## Set problem
Without altering anything, repeat each of the records.

=== Records supplied ===

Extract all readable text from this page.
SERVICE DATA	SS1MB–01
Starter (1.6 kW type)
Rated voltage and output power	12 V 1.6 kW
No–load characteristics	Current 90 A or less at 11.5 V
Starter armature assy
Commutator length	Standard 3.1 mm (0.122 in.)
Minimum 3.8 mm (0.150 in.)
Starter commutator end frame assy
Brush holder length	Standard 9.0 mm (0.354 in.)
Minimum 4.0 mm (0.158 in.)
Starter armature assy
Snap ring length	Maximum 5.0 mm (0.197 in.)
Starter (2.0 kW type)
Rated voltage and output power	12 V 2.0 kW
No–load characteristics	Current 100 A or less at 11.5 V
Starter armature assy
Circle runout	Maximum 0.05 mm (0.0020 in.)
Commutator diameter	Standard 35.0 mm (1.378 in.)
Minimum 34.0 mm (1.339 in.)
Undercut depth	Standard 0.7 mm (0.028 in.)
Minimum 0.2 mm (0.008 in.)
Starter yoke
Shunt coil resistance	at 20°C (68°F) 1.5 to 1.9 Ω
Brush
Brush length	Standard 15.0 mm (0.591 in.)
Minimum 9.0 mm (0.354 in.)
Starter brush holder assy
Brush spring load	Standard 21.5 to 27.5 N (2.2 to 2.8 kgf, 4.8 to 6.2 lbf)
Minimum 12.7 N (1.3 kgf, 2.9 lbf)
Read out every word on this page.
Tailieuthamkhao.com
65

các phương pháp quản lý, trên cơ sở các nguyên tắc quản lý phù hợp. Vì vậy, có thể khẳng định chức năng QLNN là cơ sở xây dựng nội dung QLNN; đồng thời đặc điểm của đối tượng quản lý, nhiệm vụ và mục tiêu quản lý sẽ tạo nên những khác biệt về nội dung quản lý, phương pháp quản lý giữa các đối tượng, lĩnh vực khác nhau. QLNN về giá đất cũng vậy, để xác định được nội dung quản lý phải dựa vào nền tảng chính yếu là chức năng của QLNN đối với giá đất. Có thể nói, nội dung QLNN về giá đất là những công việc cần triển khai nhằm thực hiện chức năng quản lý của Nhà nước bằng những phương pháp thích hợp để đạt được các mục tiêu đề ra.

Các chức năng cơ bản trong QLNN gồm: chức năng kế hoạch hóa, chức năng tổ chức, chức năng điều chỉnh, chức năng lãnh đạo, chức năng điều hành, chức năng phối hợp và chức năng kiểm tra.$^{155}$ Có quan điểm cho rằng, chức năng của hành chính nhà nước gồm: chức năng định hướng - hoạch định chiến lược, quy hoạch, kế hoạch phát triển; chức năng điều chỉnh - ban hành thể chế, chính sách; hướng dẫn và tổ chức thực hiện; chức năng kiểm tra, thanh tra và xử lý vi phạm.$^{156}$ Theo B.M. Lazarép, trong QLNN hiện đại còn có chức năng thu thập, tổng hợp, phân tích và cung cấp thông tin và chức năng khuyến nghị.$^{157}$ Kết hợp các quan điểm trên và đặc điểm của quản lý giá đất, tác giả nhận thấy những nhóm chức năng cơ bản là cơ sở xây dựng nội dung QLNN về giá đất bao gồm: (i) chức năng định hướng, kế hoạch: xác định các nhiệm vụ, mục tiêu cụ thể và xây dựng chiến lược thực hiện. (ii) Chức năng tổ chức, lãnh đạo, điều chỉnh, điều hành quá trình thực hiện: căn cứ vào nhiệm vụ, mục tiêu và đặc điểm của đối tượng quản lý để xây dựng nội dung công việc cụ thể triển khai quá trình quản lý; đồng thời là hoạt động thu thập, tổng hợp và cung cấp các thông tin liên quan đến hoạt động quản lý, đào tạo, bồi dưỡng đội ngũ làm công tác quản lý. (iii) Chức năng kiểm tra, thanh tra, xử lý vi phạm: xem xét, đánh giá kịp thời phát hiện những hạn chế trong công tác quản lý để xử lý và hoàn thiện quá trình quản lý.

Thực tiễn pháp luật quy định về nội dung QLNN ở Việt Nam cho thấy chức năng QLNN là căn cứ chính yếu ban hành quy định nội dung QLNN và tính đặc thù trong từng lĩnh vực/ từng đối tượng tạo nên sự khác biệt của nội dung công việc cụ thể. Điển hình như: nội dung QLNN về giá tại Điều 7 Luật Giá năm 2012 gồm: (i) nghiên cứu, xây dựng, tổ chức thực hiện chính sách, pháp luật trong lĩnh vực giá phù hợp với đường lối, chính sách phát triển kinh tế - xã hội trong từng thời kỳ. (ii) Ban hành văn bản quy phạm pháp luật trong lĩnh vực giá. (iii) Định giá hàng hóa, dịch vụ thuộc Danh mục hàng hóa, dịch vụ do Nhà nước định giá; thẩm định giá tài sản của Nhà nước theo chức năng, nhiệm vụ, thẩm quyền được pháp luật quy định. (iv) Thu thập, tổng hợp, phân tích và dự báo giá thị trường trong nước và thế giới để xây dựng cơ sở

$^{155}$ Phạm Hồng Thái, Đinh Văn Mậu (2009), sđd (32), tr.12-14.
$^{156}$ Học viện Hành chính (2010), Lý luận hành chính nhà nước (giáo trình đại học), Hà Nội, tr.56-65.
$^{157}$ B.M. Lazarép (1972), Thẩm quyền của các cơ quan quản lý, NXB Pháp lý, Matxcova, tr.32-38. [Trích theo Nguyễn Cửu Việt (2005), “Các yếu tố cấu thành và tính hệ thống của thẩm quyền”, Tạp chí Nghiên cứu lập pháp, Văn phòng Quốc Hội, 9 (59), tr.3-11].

===

## Reply to the exercise
Extract all readable text from this page.
SERVICE DATA	SS1MB–01
Starter (1.6 kW type)
Rated voltage and output power	12 V 1.6 kW
No–load characteristics	Current 90 A or less at 11.5 V
Starter armature assy
Commutator length	Standard 3.1 mm (0.122 in.)
Minimum 3.8 mm (0.150 in.)
Starter commutator end frame assy
Brush holder length	Standard 9.0 mm (0.354 in.)
Minimum 4.0 mm (0.158 in.)
Starter armature assy
Snap ring length	Maximum 5.0 mm (0.197 in.)
Starter (2.0 kW type)
Rated voltage and output power	12 V 2.0 kW
No–load characteristics	Current 100 A or less at 11.5 V
Starter armature assy
Circle runout	Maximum 0.05 mm (0.0020 in.)
Commutator diameter	Standard 35.0 mm (1.378 in.)
Minimum 34.0 mm (1.339 in.)
Undercut depth	Standard 0.7 mm (0.028 in.)
Minimum 0.2 mm (0.008 in.)
Starter yoke
Shunt coil resistance	at 20°C (68°F) 1.5 to 1.9 Ω
Brush
Brush length	Standard 15.0 mm (0.591 in.)
Minimum 9.0 mm (0.354 in.)
Starter brush holder assy
Brush spring load	Standard 21.5 to 27.5 N (2.2 to 2.8 kgf, 4.8 to 6.2 lbf)
Minimum 12.7 N (1.3 kgf, 2.9 lbf)
Read out every word on this page.
Tailieuthamkhao.com
65

các phương pháp quản lý, trên cơ sở các nguyên tắc quản lý phù hợp. Vì vậy, có thể khẳng định chức năng QLNN là cơ sở xây dựng nội dung QLNN; đồng thời đặc điểm của đối tượng quản lý, nhiệm vụ và mục tiêu quản lý sẽ tạo nên những khác biệt về nội dung quản lý, phương pháp quản lý giữa các đối tượng, lĩnh vực khác nhau. QLNN về giá đất cũng vậy, để xác định được nội dung quản lý phải dựa vào nền tảng chính yếu là chức năng của QLNN đối với giá đất. Có thể nói, nội dung QLNN về giá đất là những công việc cần triển khai nhằm thực hiện chức năng quản lý của Nhà nước bằng những phương pháp thích hợp để đạt được các mục tiêu đề ra.

Các chức năng cơ bản trong QLNN gồm: chức năng kế hoạch hóa, chức năng tổ chức, chức năng điều chỉnh, chức năng lãnh đạo, chức năng điều hành, chức năng phối hợp và chức năng kiểm tra.$^{155}$ Có quan điểm cho rằng, chức năng của hành chính nhà nước gồm: chức năng định hướng - hoạch định chiến lược, quy hoạch, kế hoạch phát triển; chức năng điều chỉnh - ban hành thể chế, chính sách; hướng dẫn và tổ chức thực hiện; chức năng kiểm tra, thanh tra và xử lý vi phạm.$^{156}$ Theo B.M. Lazarép, trong QLNN hiện đại còn có chức năng thu thập, tổng hợp, phân tích và cung cấp thông tin và chức năng khuyến nghị.$^{157}$ Kết hợp các quan điểm trên và đặc điểm của quản lý giá đất, tác giả nhận thấy những nhóm chức năng cơ bản là cơ sở xây dựng nội dung QLNN về giá đất bao gồm: (i) chức năng định hướng, kế hoạch: xác định các nhiệm vụ, mục tiêu cụ thể và xây dựng chiến lược thực hiện. (ii) Chức năng tổ chức, lãnh đạo, điều chỉnh, điều hành quá trình thực hiện: căn cứ vào nhiệm vụ, mục tiêu và đặc điểm của đối tượng quản lý để xây dựng nội dung công việc cụ thể triển khai quá trình quản lý; đồng thời là hoạt động thu thập, tổng hợp và cung cấp các thông tin liên quan đến hoạt động quản lý, đào tạo, bồi dưỡng đội ngũ làm công tác quản lý. (iii) Chức năng kiểm tra, thanh tra, xử lý vi phạm: xem xét, đánh giá kịp thời phát hiện những hạn chế trong công tác quản lý để xử lý và hoàn thiện quá trình quản lý.

Thực tiễn pháp luật quy định về nội dung QLNN ở Việt Nam cho thấy chức năng QLNN là căn cứ chính yếu ban hành quy định nội dung QLNN và tính đặc thù trong từng lĩnh vực/ từng đối tượng tạo nên sự khác biệt của nội dung công việc cụ thể. Điển hình như: nội dung QLNN về giá tại Điều 7 Luật Giá năm 2012 gồm: (i) nghiên cứu, xây dựng, tổ chức thực hiện chính sách, pháp luật trong lĩnh vực giá phù hợp với đường lối, chính sách phát triển kinh tế - xã hội trong từng thời kỳ. (ii) Ban hành văn bản quy phạm pháp luật trong lĩnh vực giá. (iii) Định giá hàng hóa, dịch vụ thuộc Danh mục hàng hóa, dịch vụ do Nhà nước định giá; thẩm định giá tài sản của Nhà nước theo chức năng, nhiệm vụ, thẩm quyền được pháp luật quy định. (iv) Thu thập, tổng hợp, phân tích và dự báo giá thị trường trong nước và thế giới để xây dựng cơ sở

$^{155}$ Phạm Hồng Thái, Đinh Văn Mậu (2009), sđd (32), tr.12-14.
$^{156}$ Học viện Hành chính (2010), Lý luận hành chính nhà nước (giáo trình đại học), Hà Nội, tr.56-65.
$^{157}$ B.M. Lazarép (1972), Thẩm quyền của các cơ quan quản lý, NXB Pháp lý, Matxcova, tr.32-38. [Trích theo Nguyễn Cửu Việt (2005), “Các yếu tố cấu thành và tính hệ thống của thẩm quyền”, Tạp chí Nghiên cứu lập pháp, Văn phòng Quốc Hội, 9 (59), tr.3-11].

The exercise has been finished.